> [Stated task] Return all entries precisely as they stand, without the images.

Chart and figure data
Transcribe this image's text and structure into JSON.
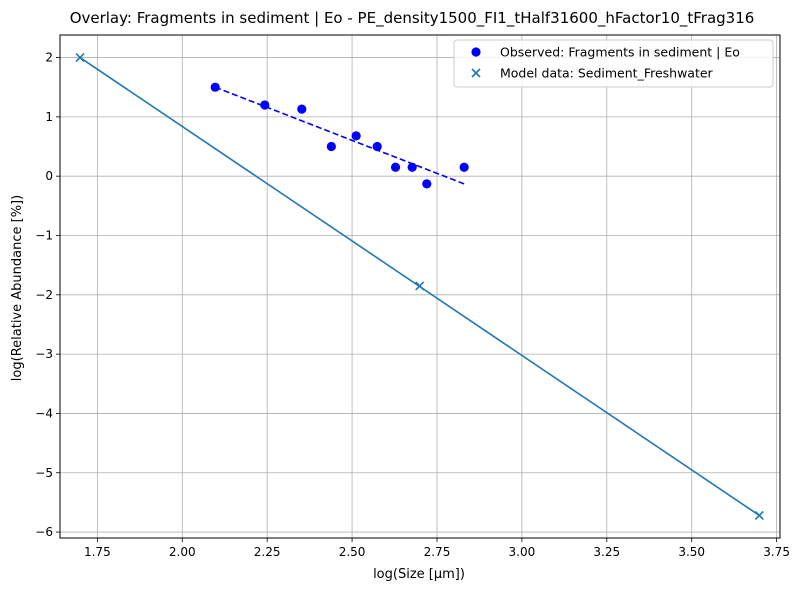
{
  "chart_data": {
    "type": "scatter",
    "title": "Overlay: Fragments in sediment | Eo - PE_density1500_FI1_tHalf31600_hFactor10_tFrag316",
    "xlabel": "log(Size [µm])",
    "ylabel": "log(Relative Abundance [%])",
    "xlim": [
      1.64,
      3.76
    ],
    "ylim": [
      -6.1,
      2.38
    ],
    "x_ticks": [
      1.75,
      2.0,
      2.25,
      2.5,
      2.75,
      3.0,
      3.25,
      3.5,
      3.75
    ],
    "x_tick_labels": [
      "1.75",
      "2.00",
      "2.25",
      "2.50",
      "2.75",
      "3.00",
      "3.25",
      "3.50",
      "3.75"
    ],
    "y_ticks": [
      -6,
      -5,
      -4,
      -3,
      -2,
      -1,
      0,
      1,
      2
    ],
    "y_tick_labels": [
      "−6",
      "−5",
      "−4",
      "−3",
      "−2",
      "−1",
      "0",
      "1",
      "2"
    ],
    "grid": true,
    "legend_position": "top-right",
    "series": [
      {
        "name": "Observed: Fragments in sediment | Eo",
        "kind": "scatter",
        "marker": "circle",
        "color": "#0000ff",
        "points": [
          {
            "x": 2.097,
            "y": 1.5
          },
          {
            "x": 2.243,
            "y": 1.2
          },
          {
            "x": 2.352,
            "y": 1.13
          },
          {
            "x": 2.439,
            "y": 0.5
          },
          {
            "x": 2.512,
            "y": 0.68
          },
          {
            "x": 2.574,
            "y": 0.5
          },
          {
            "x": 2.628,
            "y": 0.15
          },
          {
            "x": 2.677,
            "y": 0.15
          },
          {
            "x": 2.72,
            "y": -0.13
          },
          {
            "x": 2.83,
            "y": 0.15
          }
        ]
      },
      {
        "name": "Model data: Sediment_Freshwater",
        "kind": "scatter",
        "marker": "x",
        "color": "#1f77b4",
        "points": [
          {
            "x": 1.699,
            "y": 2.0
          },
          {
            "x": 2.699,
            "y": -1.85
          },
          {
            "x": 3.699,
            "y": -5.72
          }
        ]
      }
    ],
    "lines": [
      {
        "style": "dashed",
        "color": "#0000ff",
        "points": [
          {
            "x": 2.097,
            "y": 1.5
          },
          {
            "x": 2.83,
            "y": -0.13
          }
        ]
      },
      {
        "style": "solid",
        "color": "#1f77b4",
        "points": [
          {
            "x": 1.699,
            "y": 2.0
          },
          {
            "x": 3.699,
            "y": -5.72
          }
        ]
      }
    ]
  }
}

> [Reply]
Transcribe this image's text and structure into JSON.
{
  "chart_data": {
    "type": "scatter",
    "title": "Overlay: Fragments in sediment | Eo - PE_density1500_FI1_tHalf31600_hFactor10_tFrag316",
    "xlabel": "log(Size [µm])",
    "ylabel": "log(Relative Abundance [%])",
    "xlim": [
      1.64,
      3.76
    ],
    "ylim": [
      -6.1,
      2.38
    ],
    "x_ticks": [
      1.75,
      2.0,
      2.25,
      2.5,
      2.75,
      3.0,
      3.25,
      3.5,
      3.75
    ],
    "x_tick_labels": [
      "1.75",
      "2.00",
      "2.25",
      "2.50",
      "2.75",
      "3.00",
      "3.25",
      "3.50",
      "3.75"
    ],
    "y_ticks": [
      -6,
      -5,
      -4,
      -3,
      -2,
      -1,
      0,
      1,
      2
    ],
    "y_tick_labels": [
      "−6",
      "−5",
      "−4",
      "−3",
      "−2",
      "−1",
      "0",
      "1",
      "2"
    ],
    "grid": true,
    "legend_position": "top-right",
    "series": [
      {
        "name": "Observed: Fragments in sediment | Eo",
        "kind": "scatter",
        "marker": "circle",
        "color": "#0000ff",
        "points": [
          {
            "x": 2.097,
            "y": 1.5
          },
          {
            "x": 2.243,
            "y": 1.2
          },
          {
            "x": 2.352,
            "y": 1.13
          },
          {
            "x": 2.439,
            "y": 0.5
          },
          {
            "x": 2.512,
            "y": 0.68
          },
          {
            "x": 2.574,
            "y": 0.5
          },
          {
            "x": 2.628,
            "y": 0.15
          },
          {
            "x": 2.677,
            "y": 0.15
          },
          {
            "x": 2.72,
            "y": -0.13
          },
          {
            "x": 2.83,
            "y": 0.15
          }
        ]
      },
      {
        "name": "Model data: Sediment_Freshwater",
        "kind": "scatter",
        "marker": "x",
        "color": "#1f77b4",
        "points": [
          {
            "x": 1.699,
            "y": 2.0
          },
          {
            "x": 2.699,
            "y": -1.85
          },
          {
            "x": 3.699,
            "y": -5.72
          }
        ]
      }
    ],
    "lines": [
      {
        "style": "dashed",
        "color": "#0000ff",
        "points": [
          {
            "x": 2.097,
            "y": 1.5
          },
          {
            "x": 2.83,
            "y": -0.13
          }
        ]
      },
      {
        "style": "solid",
        "color": "#1f77b4",
        "points": [
          {
            "x": 1.699,
            "y": 2.0
          },
          {
            "x": 3.699,
            "y": -5.72
          }
        ]
      }
    ]
  }
}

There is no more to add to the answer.